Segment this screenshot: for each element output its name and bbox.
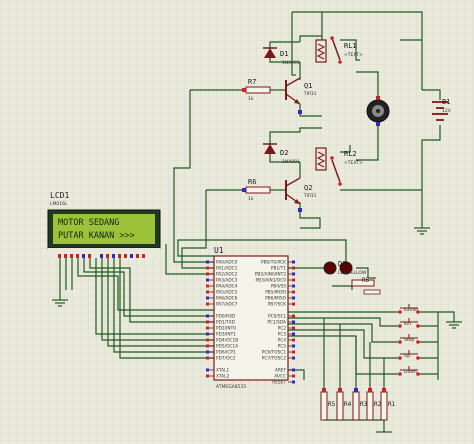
u1-pin-label-right: PB7/SCK [268, 302, 286, 308]
lcd-line-2: PUTAR KANAN >>> [58, 231, 135, 241]
push-button-label: Kiri [404, 321, 411, 327]
u1-pin-label-left: PA5/ADC5 [216, 290, 238, 296]
r6-value: 1k [248, 196, 254, 202]
u1-pin-label-left: PD0/RXD [216, 314, 236, 320]
u1-pin-label-right: AREF [275, 368, 287, 374]
u1-pin-label-right: PC0/SCL [268, 314, 287, 320]
push-button-label: Up [404, 353, 410, 359]
schematic-canvas: D1 1N4001 D2 1N4001 RL1 <TEXT> RL2 <TEXT… [0, 0, 474, 444]
u1-pin-label-right: PC6/TOSC1 [262, 350, 287, 356]
u1-pin-label-left: PA4/ADC4 [216, 284, 238, 290]
u1-pin-label-left: PA6/ADC6 [216, 296, 238, 302]
r5b-label: R5 [328, 401, 336, 408]
u1-pin-label-left: PA0/ADC0 [216, 260, 238, 266]
rl2-label: RL2 [344, 150, 357, 158]
r2-label: R2 [374, 401, 382, 408]
lcd-label: LCD1 [50, 191, 69, 200]
u1-pin-label-right: PB1/T1 [271, 266, 286, 272]
push-button-label: Stop [404, 337, 414, 343]
lcd-pins [58, 254, 145, 258]
push-button-label: Kanan [404, 307, 418, 313]
push-button-label: Down [404, 369, 417, 375]
u1-pin-label-right: AVCC [274, 374, 286, 380]
u1-pin-label-left: XTAL2 [216, 374, 229, 380]
u1-pin-label-left: PD2/INT0 [216, 326, 236, 332]
d3-part: LED-YELLOW [338, 270, 367, 276]
q1-label: Q1 [304, 82, 312, 90]
rl1-label: RL1 [344, 42, 357, 50]
r7-value: 1k [248, 96, 254, 102]
u1-pin-label-left: PA7/ADC7 [216, 302, 238, 308]
rl1-text: <TEXT> [344, 52, 363, 58]
q2-label: Q2 [304, 184, 312, 192]
u1-pin-label-right: RESET [272, 380, 286, 386]
u1-pin-label-left: PA3/ADC3 [216, 278, 238, 284]
u1-pin-label-right: PB4/SS [271, 284, 286, 290]
u1-pin-label-left: PA1/ADC1 [216, 266, 238, 272]
b1-label: B1 [442, 98, 450, 106]
microcontroller-u1: U1 PA0/ADC0PA1/ADC1PA2/ADC2PA3/ADC3PA4/A… [206, 246, 295, 390]
u1-label: U1 [214, 246, 224, 255]
d2-part: 1N4001 [282, 159, 300, 165]
r3-label: R3 [360, 401, 368, 408]
u1-pin-label-right: PC2 [278, 326, 287, 332]
d1-label: D1 [280, 50, 288, 58]
u1-pin-label-left: PD7/OC2 [216, 356, 235, 362]
u1-pin-label-right: PC1/SDA [267, 320, 286, 326]
u1-part: ATMEGA8535 [216, 384, 246, 390]
r7-label: R7 [248, 78, 256, 86]
q1-part: TIP31 [303, 91, 317, 97]
d3-label: D3 [338, 260, 346, 268]
rl2-text: <TEXT> [344, 160, 363, 166]
d1-part: 1N4001 [282, 60, 300, 66]
u1-pin-label-right: PC4 [278, 338, 287, 344]
u1-pin-label-left: PD5/OC1A [216, 344, 238, 350]
r6-label: R6 [248, 178, 256, 186]
d2-label: D2 [280, 149, 288, 157]
u1-pin-label-left: PD4/OC1B [216, 338, 238, 344]
u1-pin-label-left: PD6/ICP1 [216, 350, 236, 356]
u1-pin-label-right: PC3 [278, 332, 287, 338]
u1-pin-label-left: PA2/ADC2 [216, 272, 238, 278]
u1-pin-label-right: PC5 [278, 344, 287, 350]
u1-pin-label-left: XTAL1 [216, 368, 229, 374]
lcd-part: LM016L [50, 201, 68, 207]
u1-pin-label-left: PD3/INT1 [216, 332, 236, 338]
u1-pin-label-right: PB5/MOSI [265, 290, 286, 296]
schematic-diagram: D1 1N4001 D2 1N4001 RL1 <TEXT> RL2 <TEXT… [0, 0, 474, 444]
r5-label: R5 [362, 277, 370, 284]
b1-value: 12V [442, 108, 452, 114]
u1-pin-label-right: PC7/TOSC2 [262, 356, 287, 362]
u1-pin-label-right: PB6/MISO [265, 296, 286, 302]
u1-pin-label-right: PB3/AIN1/OC0 [256, 278, 287, 284]
u1-pin-label-right: PB0/T0/XCK [261, 260, 286, 266]
u1-pin-label-left: PD1/TXD [216, 320, 236, 326]
r4-label: R4 [344, 401, 352, 408]
r1-label: R1 [388, 401, 396, 408]
q2-part: TIP31 [303, 193, 317, 199]
lcd-line-1: MOTOR SEDANG [58, 218, 119, 228]
u1-pin-label-right: PB2/AIN0/INT2 [255, 272, 286, 278]
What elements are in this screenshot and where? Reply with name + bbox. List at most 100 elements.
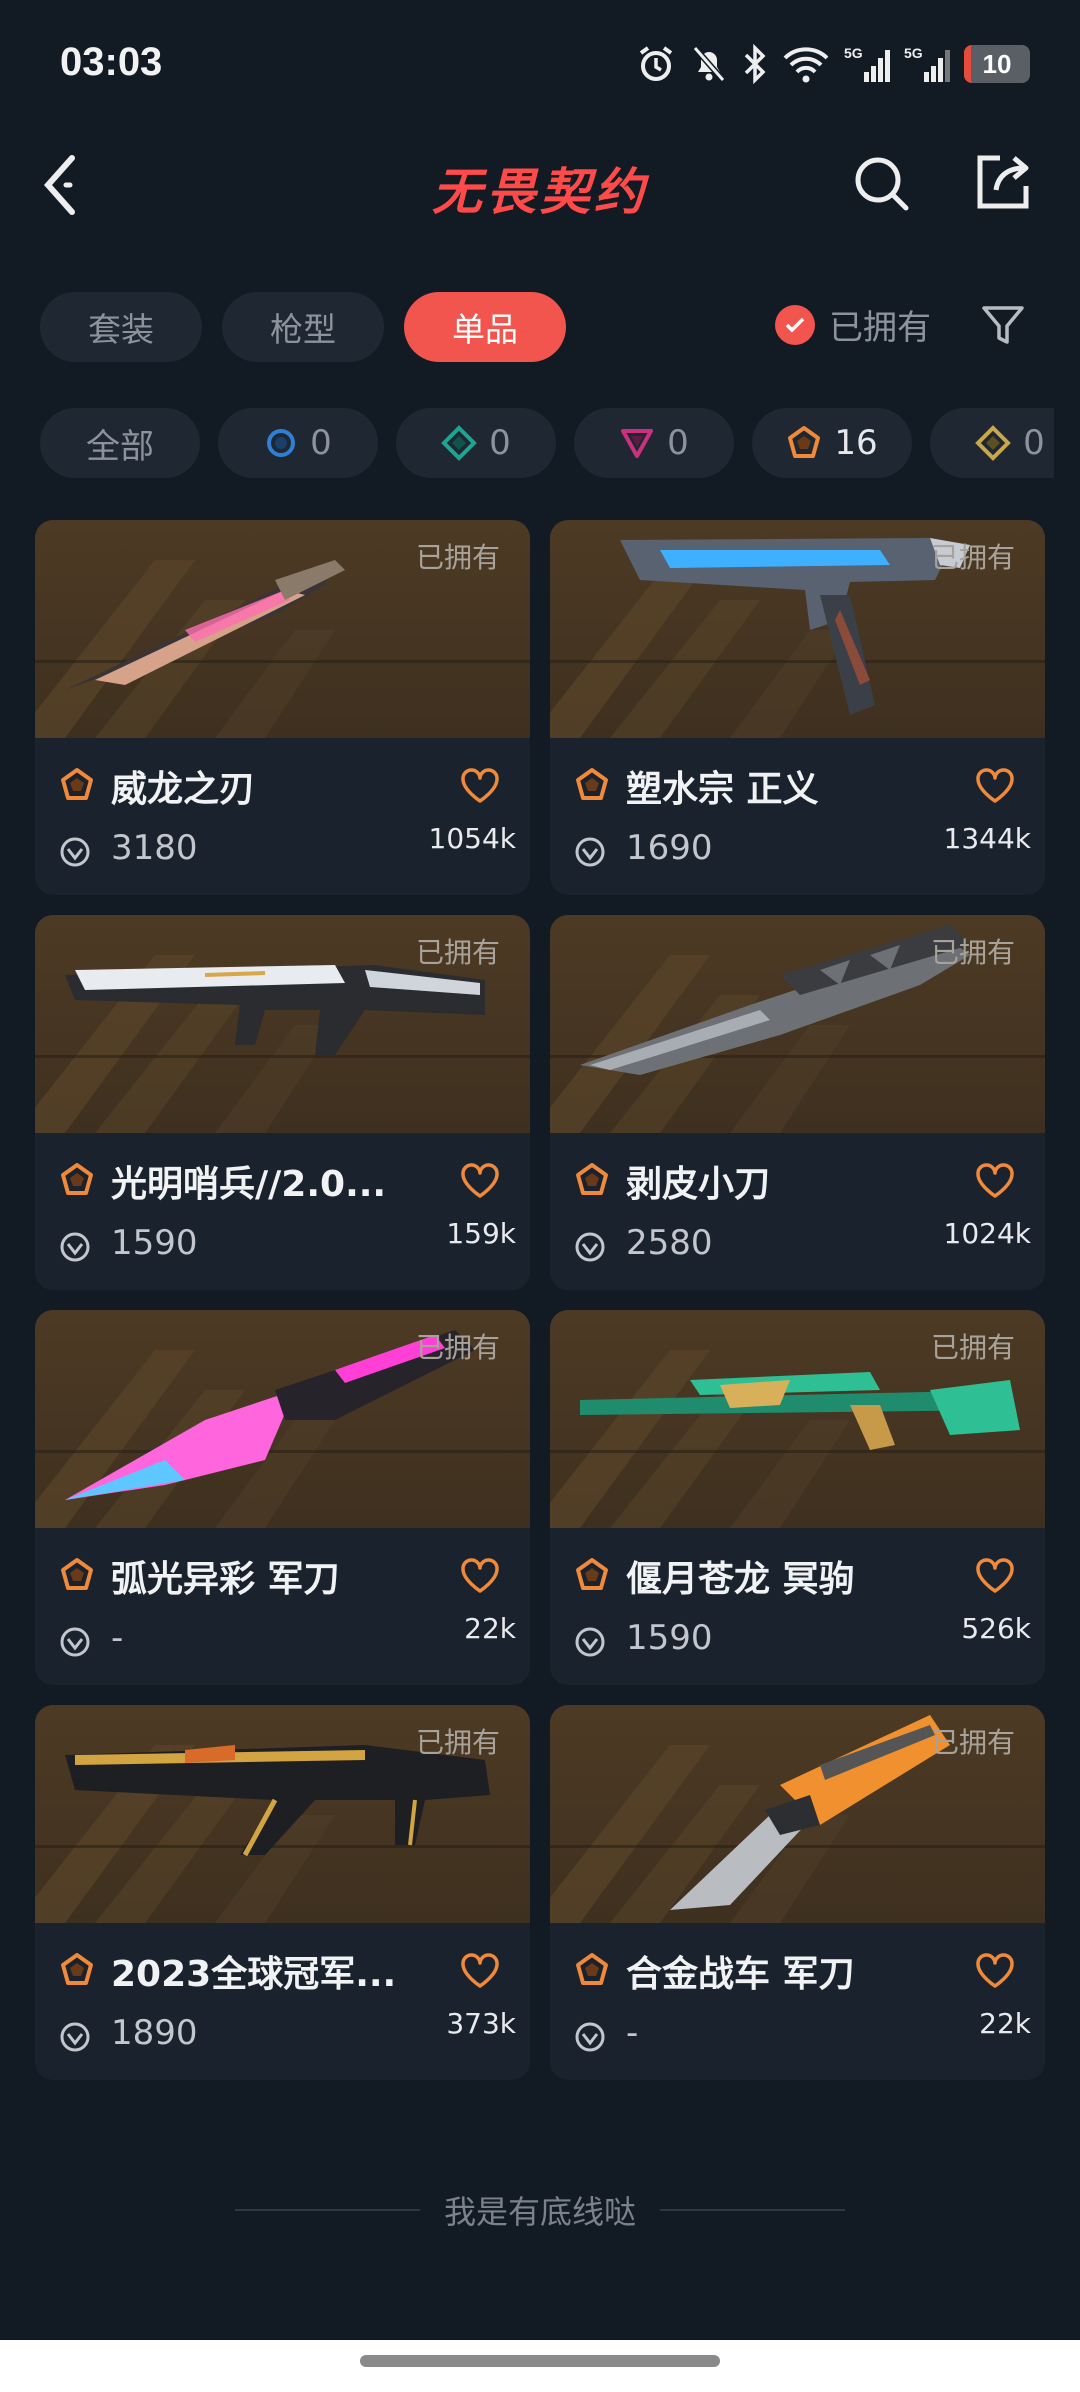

..............................

__EXERCISE TASK__: Can you transcribe all of the entries above line for line, without changing anything and leaving out the pictures?

__TASK OUTPUT__:
Segment this screenshot: for each element output its name and bbox.
u1-pin-label-right: PB7/SCK [268, 302, 286, 308]
lcd-line-2: PUTAR KANAN >>> [58, 231, 135, 241]
push-button-label: Kiri [404, 321, 411, 327]
u1-pin-label-left: PA5/ADC5 [216, 290, 238, 296]
r6-value: 1k [248, 196, 254, 202]
u1-pin-label-left: PD0/RXD [216, 314, 236, 320]
u1-pin-label-right: AREF [275, 368, 287, 374]
u1-pin-label-right: PC0/SCL [268, 314, 287, 320]
push-button-label: Up [404, 353, 410, 359]
schematic-canvas: D1 1N4001 D2 1N4001 RL1 <TEXT> RL2 <TEXT… [0, 0, 474, 444]
u1-pin-label-right: PC6/TOSC1 [262, 350, 287, 356]
u1-pin-label-left: PA4/ADC4 [216, 284, 238, 290]
u1-pin-label-left: PA6/ADC6 [216, 296, 238, 302]
r5b-label: R5 [328, 401, 336, 408]
u1-pin-label-left: PA0/ADC0 [216, 260, 238, 266]
rl2-label: RL2 [344, 150, 357, 158]
r2-label: R2 [374, 401, 382, 408]
lcd-label: LCD1 [50, 191, 69, 200]
u1-pin-label-right: PB1/T1 [271, 266, 286, 272]
push-button-label: Stop [404, 337, 414, 343]
lcd-pins [58, 254, 145, 258]
push-button-label: Kanan [404, 307, 418, 313]
push-button-label: Down [404, 369, 417, 375]
u1-pin-label-right: AVCC [274, 374, 286, 380]
u1-pin-label-left: XTAL2 [216, 374, 229, 380]
u1-pin-label-left: PD2/INT0 [216, 326, 236, 332]
d3-part: LED-YELLOW [338, 270, 367, 276]
q1-label: Q1 [304, 82, 312, 90]
rl1-label: RL1 [344, 42, 357, 50]
r7-value: 1k [248, 96, 254, 102]
u1-pin-label-left: PA7/ADC7 [216, 302, 238, 308]
rl1-text: <TEXT> [344, 52, 363, 58]
q2-label: Q2 [304, 184, 312, 192]
u1-pin-label-right: RESET [272, 380, 286, 386]
u1-pin-label-left: PA3/ADC3 [216, 278, 238, 284]
u1-pin-label-right: PB4/SS [271, 284, 286, 290]
u1-pin-label-left: PA1/ADC1 [216, 266, 238, 272]
b1-label: B1 [442, 98, 450, 106]
microcontroller-u1: U1 PA0/ADC0PA1/ADC1PA2/ADC2PA3/ADC3PA4/A… [206, 246, 295, 390]
u1-label: U1 [214, 246, 224, 255]
d2-part: 1N4001 [282, 159, 300, 165]
r3-label: R3 [360, 401, 368, 408]
u1-pin-label-right: PC2 [278, 326, 287, 332]
d1-label: D1 [280, 50, 288, 58]
u1-pin-label-left: PD7/OC2 [216, 356, 235, 362]
u1-pin-label-right: PC1/SDA [267, 320, 286, 326]
u1-part: ATMEGA8535 [216, 384, 246, 390]
r7-label: R7 [248, 78, 256, 86]
q1-part: TIP31 [303, 91, 317, 97]
d3-label: D3 [338, 260, 346, 268]
rl2-text: <TEXT> [344, 160, 363, 166]
d1-part: 1N4001 [282, 60, 300, 66]
u1-pin-label-right: PC4 [278, 338, 287, 344]
u1-pin-label-left: PD5/OC1A [216, 344, 238, 350]
r6-label: R6 [248, 178, 256, 186]
d2-label: D2 [280, 149, 288, 157]
u1-pin-label-left: PD4/OC1B [216, 338, 238, 344]
u1-pin-label-left: PD6/ICP1 [216, 350, 236, 356]
u1-pin-label-right: PC3 [278, 332, 287, 338]
u1-pin-label-left: PA2/ADC2 [216, 272, 238, 278]
u1-pin-label-right: PC5 [278, 344, 287, 350]
u1-pin-label-left: XTAL1 [216, 368, 229, 374]
lcd-part: LM016L [50, 201, 68, 207]
u1-pin-label-left: PD3/INT1 [216, 332, 236, 338]
u1-pin-label-right: PB5/MOSI [265, 290, 286, 296]
schematic-diagram: D1 1N4001 D2 1N4001 RL1 <TEXT> RL2 <TEXT… [0, 0, 474, 444]
r5-label: R5 [362, 277, 370, 284]
b1-value: 12V [442, 108, 452, 114]
u1-pin-label-right: PC7/TOSC2 [262, 356, 287, 362]
u1-pin-label-right: PB6/MISO [265, 296, 286, 302]
u1-pin-label-right: PB3/AIN1/OC0 [256, 278, 287, 284]
u1-pin-label-right: PB0/T0/XCK [261, 260, 286, 266]
u1-pin-label-left: PD1/TXD [216, 320, 236, 326]
r4-label: R4 [344, 401, 352, 408]
r1-label: R1 [388, 401, 396, 408]
q2-part: TIP31 [303, 193, 317, 199]
lcd-line-1: MOTOR SEDANG [58, 218, 119, 228]
u1-pin-label-right: PB2/AIN0/INT2 [255, 272, 286, 278]
What elements are in this screenshot and where? Reply with name + bbox. List at most 100 elements.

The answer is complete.